文書抜粋 -
^^^^^^^^
2010年上半期に観た映画

さて、2010年も半分が終わりました。嘘みたいですが。
涼元の動向はと申しますと、今年は久しぶりの映画鑑賞ブームがやって来まして、合計6本延べ9本を映画館まで観に行きました。以下にその感想と紹介兼個人的覚え書きを。

●マイマイ新子と千年の魔法(4回鑑賞)
ここ何年か変動がなかった涼元的オールタイムベストでいきなり上位に食い込んできた、本当に本当に素晴らしい映画。
去年のロードショーを含めれば、なんだかんだで合計5回鑑賞。おかげで他の映画を観に行っても、マイマイ新子が始まらないと「あれっ?」と思う病気に悩まされ中。
ひとつの作品を味わい尽くす楽しさ、映画館で映画を観る楽しさを思い出させてくれた……挙げ句、勢いあまって気がつけば公共の電波に乗せて思いの丈を吐露している始末。何をやってるんだ涼元。
感想や鑑賞記は既にたくさん書いてるので以下から。

わたしの小さなたからもの(『マイマイ新子と千年の魔法』遅ればせながら礼賛) 

スズモトジェイピー模様替えしました&なぜかテレビに出た件&そもそも涼元はなぜ『マイマイ新子』を観に行ったのか

浜松シネマe_raにて5度目のマイマイ鑑賞

めでたいことに、7月23日にDVDも発売決定。でももう1、2回はスクリーンで観たい。
なんと公開から8ヶ月経った今でも上映が続いている…というか、新しい上映がひょっこり決まってたりするので、公式サイトでまめにチェックしてお近くの方はぜひぜひ
ハマれば十年二十年と心に残るであろう宝物のような作品なので。
^^^^^^^^
データ部分 -
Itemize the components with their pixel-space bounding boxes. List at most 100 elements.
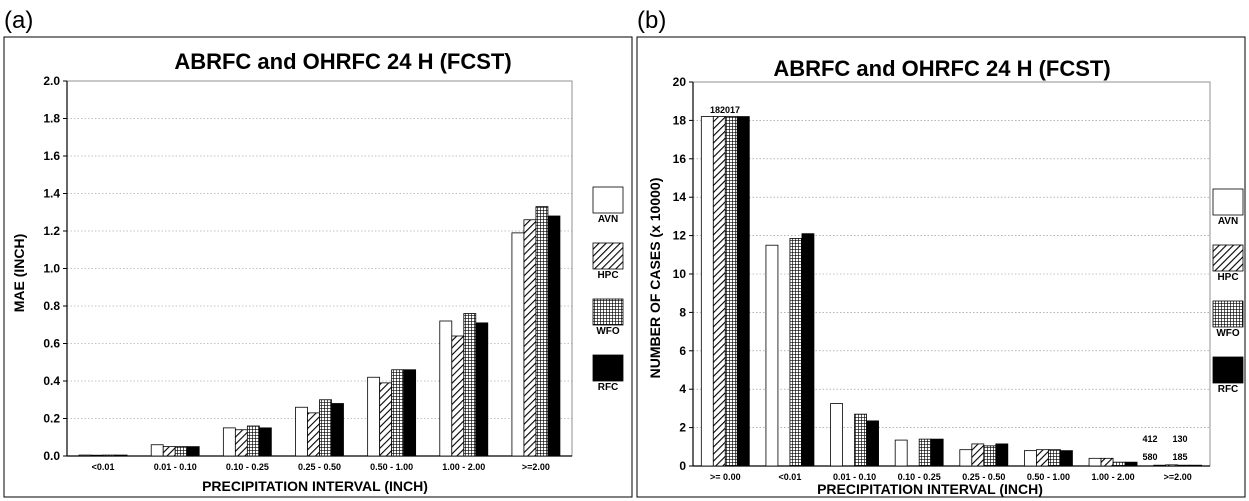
^^^^^^^^
出題 1 - 映画鑑賞についての文書抜粋によると、『マイマイ新子と千年の魔法』のDVDは何月何日に発売が決定しましたか。
出題 2 - 映画鑑賞についての文書抜粋から、「涼元の動向はと申しますと、今」以降「始末。何をやってるんだ涼元。」までの部分を、両端を含め一字一句違えずに書き写してください。
出題 3 - 映画鑑賞についての文書抜粋を、最後の文の後から書き継いでください。

記述回答 1 - 7月23日です。

記述回答 2 -
涼元の動向はと申しますと、今年は久しぶりの映画鑑賞ブームがやって来まして、合計6本延べ9本を映画館まで観に行きました。以下にその感想と紹介兼個人的覚え書きを。

●マイマイ新子と千年の魔法(4回鑑賞)
ここ何年か変動がなかった涼元的オールタイムベストでいきなり上位に食い込んできた、本当に本当に素晴らしい映画。
去年のロードショーを含めれば、なんだかんだで合計5回鑑賞。おかげで他の映画を観に行っても、マイマイ新子が始まらないと「あれっ?」と思う病気に悩まされ中。
ひとつの作品を味わい尽くす楽しさ、映画館で映画を観る楽しさを思い出させてくれた……挙げ句、勢いあまって気がつけば公共の電波に乗せて思いの丈を吐露している始末。何をやってるんだ涼元。

記述回答 3 -
●バグダッド・カフェ ニュー・ディレクターズ・カット版
大昔に観たけれど、なんかふわふわした感じしか覚えてないので再度の鑑賞。
冒頭の無駄にスタイリッシュに撮ったジャーマンケンカシーンに、「ああ、監督の才気爆発のオサレ映画だなあ」と嫌な予感を覚えたのも束の間、コーヒーポットのアップから物語は少しずつおかしな方向へ。
一癖ある人物ばかりが集う砂漠の真ん中の気怠いカフェ、併設するモーテルに滞在することになった太ったドイツのおばさん。彼女が幸運のマスコットとなり、関わる人みんなが幸せになっていく。
気がつくと、スクリーンを眺めながらにやにや眺めている自分。このおとぎ話みたいな展開に嫌味なく持ってかれちゃうのがスゴい。
ストーリー自体はツッコミどころが多く、特に後半の以降展開は、起承転結という言葉に抗うがごとくスーパーナチュラルになり(もっと映画的にフツーに引きが作れるって)、ラストに至っては「ここで終わり?」って感じだけど、『まあそういう映画じゃないから』ですんなり納得できちゃうのはジャスミンおばさんの人徳。若干のスノッブ臭も、独特の雰囲気形成に一役買っているので不問。
ちょっとお洒落でアンニュイで、でも前向きなメッセージに満足できる「いい映画」。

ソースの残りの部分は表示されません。